Records to process:

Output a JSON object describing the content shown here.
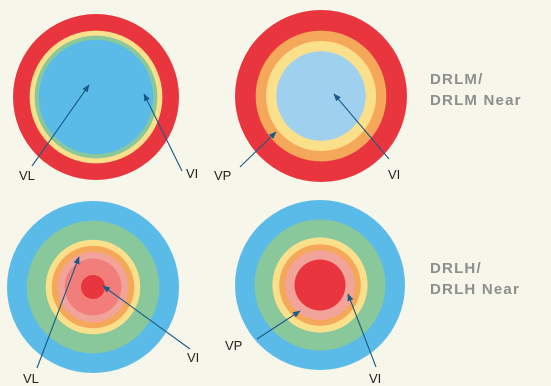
{
  "colors": {
    "background": "#f6f6ea",
    "red": "#e9363e",
    "orange": "#f6a85a",
    "yellow": "#fbe08c",
    "green": "#88c89a",
    "blue": "#5bbbe8",
    "light_blue": "#9fd1ef",
    "salmon": "#f17e7b",
    "pink": "#f2a39a",
    "leader": "#1b5a86",
    "side_label": "#8e8e8e"
  },
  "rows": [
    {
      "id": "drlm",
      "side_label_lines": [
        "DRLM/",
        "DRLM Near"
      ],
      "discs": [
        {
          "name": "disc-drlm",
          "rings": [
            {
              "color": "red",
              "fraction": 1.0
            },
            {
              "color": "yellow",
              "fraction": 0.8
            },
            {
              "color": "green",
              "fraction": 0.74
            },
            {
              "color": "blue",
              "fraction": 0.69
            }
          ],
          "labels": [
            "VL",
            "VI"
          ]
        },
        {
          "name": "disc-drlm-near",
          "rings": [
            {
              "color": "red",
              "fraction": 1.0
            },
            {
              "color": "orange",
              "fraction": 0.76
            },
            {
              "color": "yellow",
              "fraction": 0.64
            },
            {
              "color": "light_blue",
              "fraction": 0.52
            }
          ],
          "labels": [
            "VP",
            "VI"
          ]
        }
      ]
    },
    {
      "id": "drlh",
      "side_label_lines": [
        "DRLH/",
        "DRLH Near"
      ],
      "discs": [
        {
          "name": "disc-drlh",
          "rings": [
            {
              "color": "blue",
              "fraction": 1.0
            },
            {
              "color": "green",
              "fraction": 0.77
            },
            {
              "color": "yellow",
              "fraction": 0.55
            },
            {
              "color": "orange",
              "fraction": 0.48
            },
            {
              "color": "pink",
              "fraction": 0.41
            },
            {
              "color": "salmon",
              "fraction": 0.33
            },
            {
              "color": "red",
              "fraction": 0.14
            }
          ],
          "labels": [
            "VL",
            "VI"
          ]
        },
        {
          "name": "disc-drlh-near",
          "rings": [
            {
              "color": "blue",
              "fraction": 1.0
            },
            {
              "color": "green",
              "fraction": 0.77
            },
            {
              "color": "yellow",
              "fraction": 0.56
            },
            {
              "color": "orange",
              "fraction": 0.48
            },
            {
              "color": "pink",
              "fraction": 0.41
            },
            {
              "color": "red",
              "fraction": 0.3
            }
          ],
          "labels": [
            "VP",
            "VI"
          ]
        }
      ]
    }
  ]
}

Aim of the task: Quote every record above exactly, omitting any pictures they contain.

Response to the exercise:
Output a JSON object describing the content shown here.
{
  "colors": {
    "background": "#f6f6ea",
    "red": "#e9363e",
    "orange": "#f6a85a",
    "yellow": "#fbe08c",
    "green": "#88c89a",
    "blue": "#5bbbe8",
    "light_blue": "#9fd1ef",
    "salmon": "#f17e7b",
    "pink": "#f2a39a",
    "leader": "#1b5a86",
    "side_label": "#8e8e8e"
  },
  "rows": [
    {
      "id": "drlm",
      "side_label_lines": [
        "DRLM/",
        "DRLM Near"
      ],
      "discs": [
        {
          "name": "disc-drlm",
          "rings": [
            {
              "color": "red",
              "fraction": 1.0
            },
            {
              "color": "yellow",
              "fraction": 0.8
            },
            {
              "color": "green",
              "fraction": 0.74
            },
            {
              "color": "blue",
              "fraction": 0.69
            }
          ],
          "labels": [
            "VL",
            "VI"
          ]
        },
        {
          "name": "disc-drlm-near",
          "rings": [
            {
              "color": "red",
              "fraction": 1.0
            },
            {
              "color": "orange",
              "fraction": 0.76
            },
            {
              "color": "yellow",
              "fraction": 0.64
            },
            {
              "color": "light_blue",
              "fraction": 0.52
            }
          ],
          "labels": [
            "VP",
            "VI"
          ]
        }
      ]
    },
    {
      "id": "drlh",
      "side_label_lines": [
        "DRLH/",
        "DRLH Near"
      ],
      "discs": [
        {
          "name": "disc-drlh",
          "rings": [
            {
              "color": "blue",
              "fraction": 1.0
            },
            {
              "color": "green",
              "fraction": 0.77
            },
            {
              "color": "yellow",
              "fraction": 0.55
            },
            {
              "color": "orange",
              "fraction": 0.48
            },
            {
              "color": "pink",
              "fraction": 0.41
            },
            {
              "color": "salmon",
              "fraction": 0.33
            },
            {
              "color": "red",
              "fraction": 0.14
            }
          ],
          "labels": [
            "VL",
            "VI"
          ]
        },
        {
          "name": "disc-drlh-near",
          "rings": [
            {
              "color": "blue",
              "fraction": 1.0
            },
            {
              "color": "green",
              "fraction": 0.77
            },
            {
              "color": "yellow",
              "fraction": 0.56
            },
            {
              "color": "orange",
              "fraction": 0.48
            },
            {
              "color": "pink",
              "fraction": 0.41
            },
            {
              "color": "red",
              "fraction": 0.3
            }
          ],
          "labels": [
            "VP",
            "VI"
          ]
        }
      ]
    }
  ]
}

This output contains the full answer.